[Figure collection entries]
□ □ □ □ □

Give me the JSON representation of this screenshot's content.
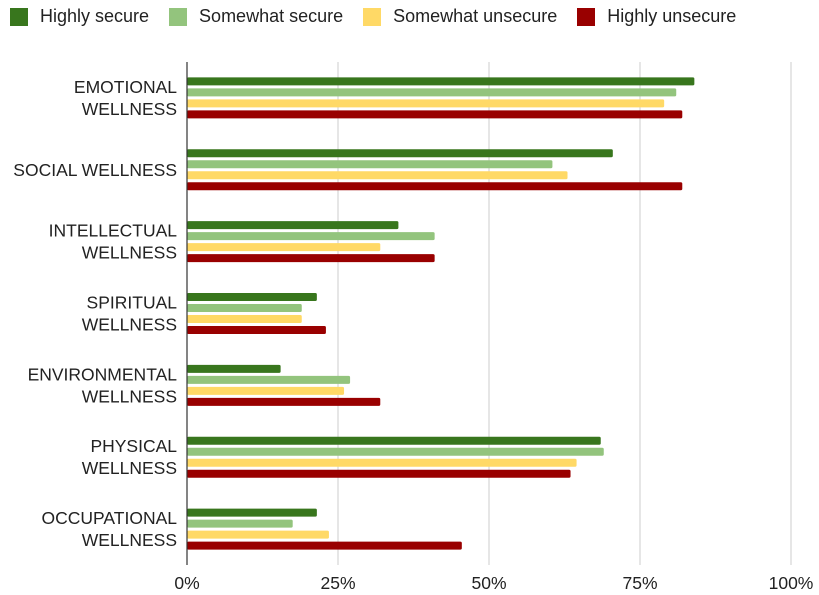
{
  "chart_data": {
    "type": "bar",
    "orientation": "horizontal",
    "categories": [
      [
        "EMOTIONAL",
        "WELLNESS"
      ],
      [
        "SOCIAL WELLNESS"
      ],
      [
        "INTELLECTUAL",
        "WELLNESS"
      ],
      [
        "SPIRITUAL",
        "WELLNESS"
      ],
      [
        "ENVIRONMENTAL",
        "WELLNESS"
      ],
      [
        "PHYSICAL",
        "WELLNESS"
      ],
      [
        "OCCUPATIONAL",
        "WELLNESS"
      ]
    ],
    "series": [
      {
        "name": "Highly secure",
        "color": "#38761d",
        "values": [
          84,
          70.5,
          35,
          21.5,
          15.5,
          68.5,
          21.5
        ]
      },
      {
        "name": "Somewhat secure",
        "color": "#93c47d",
        "values": [
          81,
          60.5,
          41,
          19,
          27,
          69,
          17.5
        ]
      },
      {
        "name": "Somewhat unsecure",
        "color": "#ffd966",
        "values": [
          79,
          63,
          32,
          19,
          26,
          64.5,
          23.5
        ]
      },
      {
        "name": "Highly unsecure",
        "color": "#990000",
        "values": [
          82,
          82,
          41,
          23,
          32,
          63.5,
          45.5
        ]
      }
    ],
    "xlim": [
      0,
      100
    ],
    "xticks": [
      0,
      25,
      50,
      75,
      100
    ],
    "tick_labels": [
      "0%",
      "25%",
      "50%",
      "75%",
      "100%"
    ],
    "grid": true,
    "legend_position": "top"
  }
}
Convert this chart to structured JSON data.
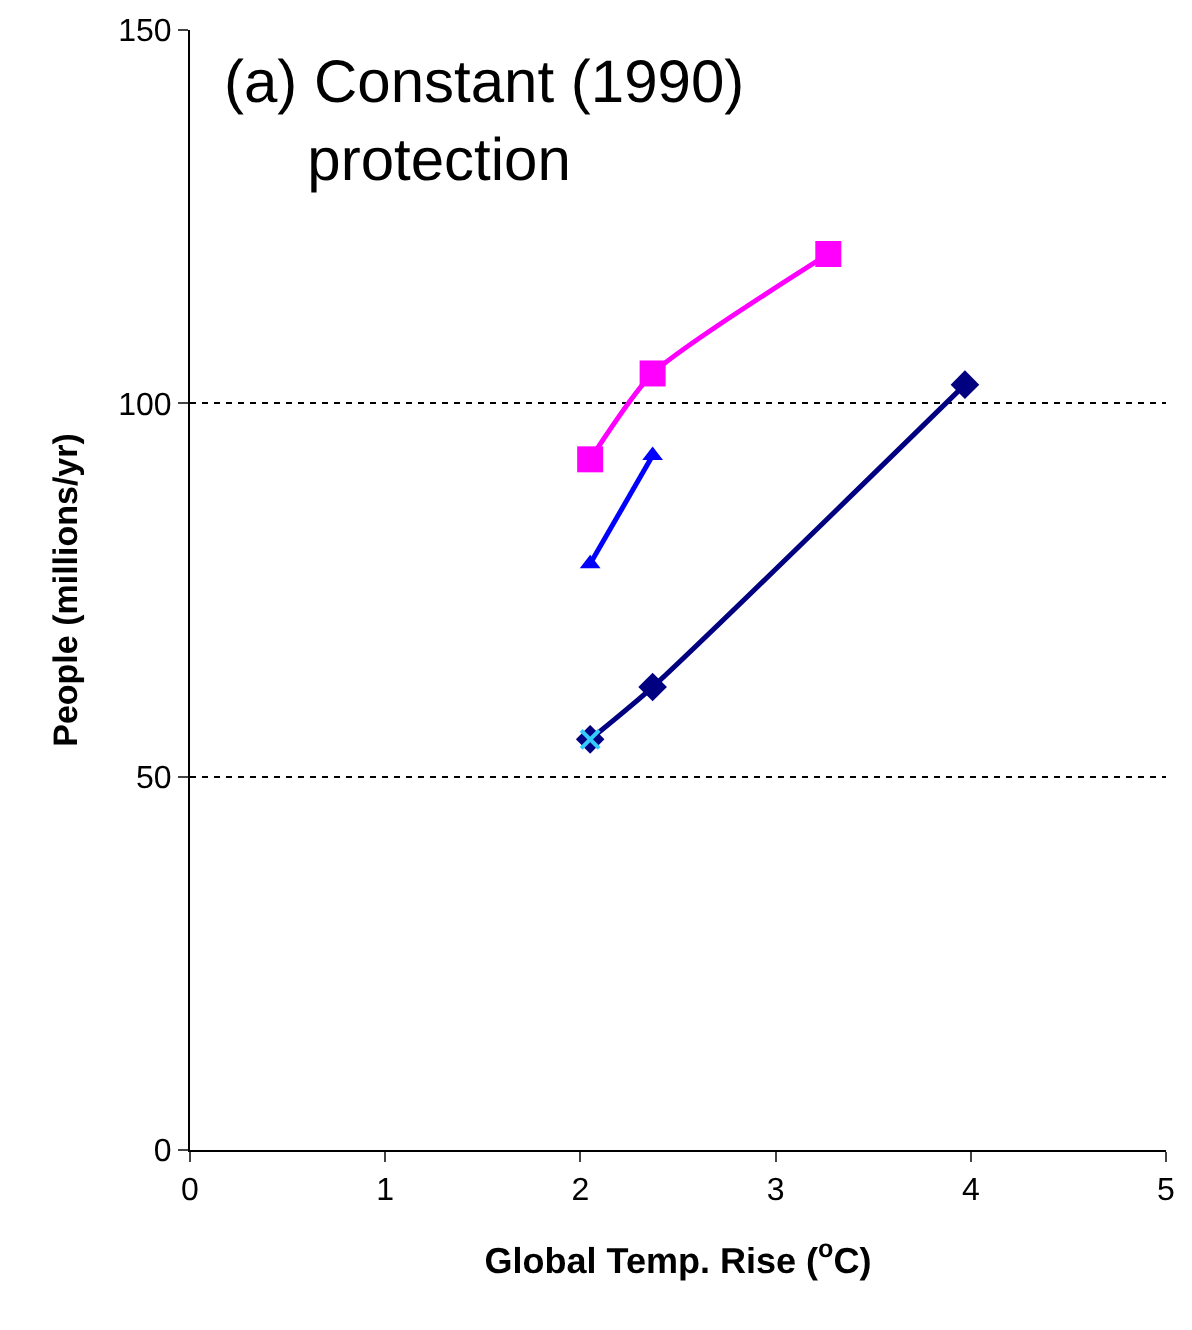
{
  "chart_data": {
    "type": "line",
    "title": "(a) Constant (1990)\n     protection",
    "xlabel": "Global Temp. Rise ($^{o}$C)",
    "ylabel": "People (millions/yr)",
    "xlim": [
      0,
      5
    ],
    "xticks": [
      0,
      1,
      2,
      3,
      4,
      5
    ],
    "ylim": [
      0,
      150
    ],
    "yticks": [
      0,
      50,
      100,
      150
    ],
    "grid": "y",
    "series": [
      {
        "x": [
          2.05,
          2.37,
          3.27
        ],
        "values": [
          92.5,
          104,
          120
        ],
        "color": "#ff00ff",
        "marker": "square"
      },
      {
        "x": [
          2.05,
          2.37
        ],
        "values": [
          78.5,
          93
        ],
        "color": "#0000ff",
        "marker": "triangle"
      },
      {
        "x": [
          2.05,
          2.37,
          3.97
        ],
        "values": [
          55,
          62,
          102.5
        ],
        "color": "#000080",
        "marker": "diamond"
      },
      {
        "type": "scatter",
        "x": [
          2.05
        ],
        "values": [
          55
        ],
        "color": "#33ccff",
        "marker": "cross"
      }
    ]
  }
}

□ □ □ □ □

Task brief:
Where a line in the material contains "name", copy that line.

Completed task:
        "name": "Highly secure",
        "name": "Somewhat secure",
        "name": "Somewhat unsecure",
        "name": "Highly unsecure",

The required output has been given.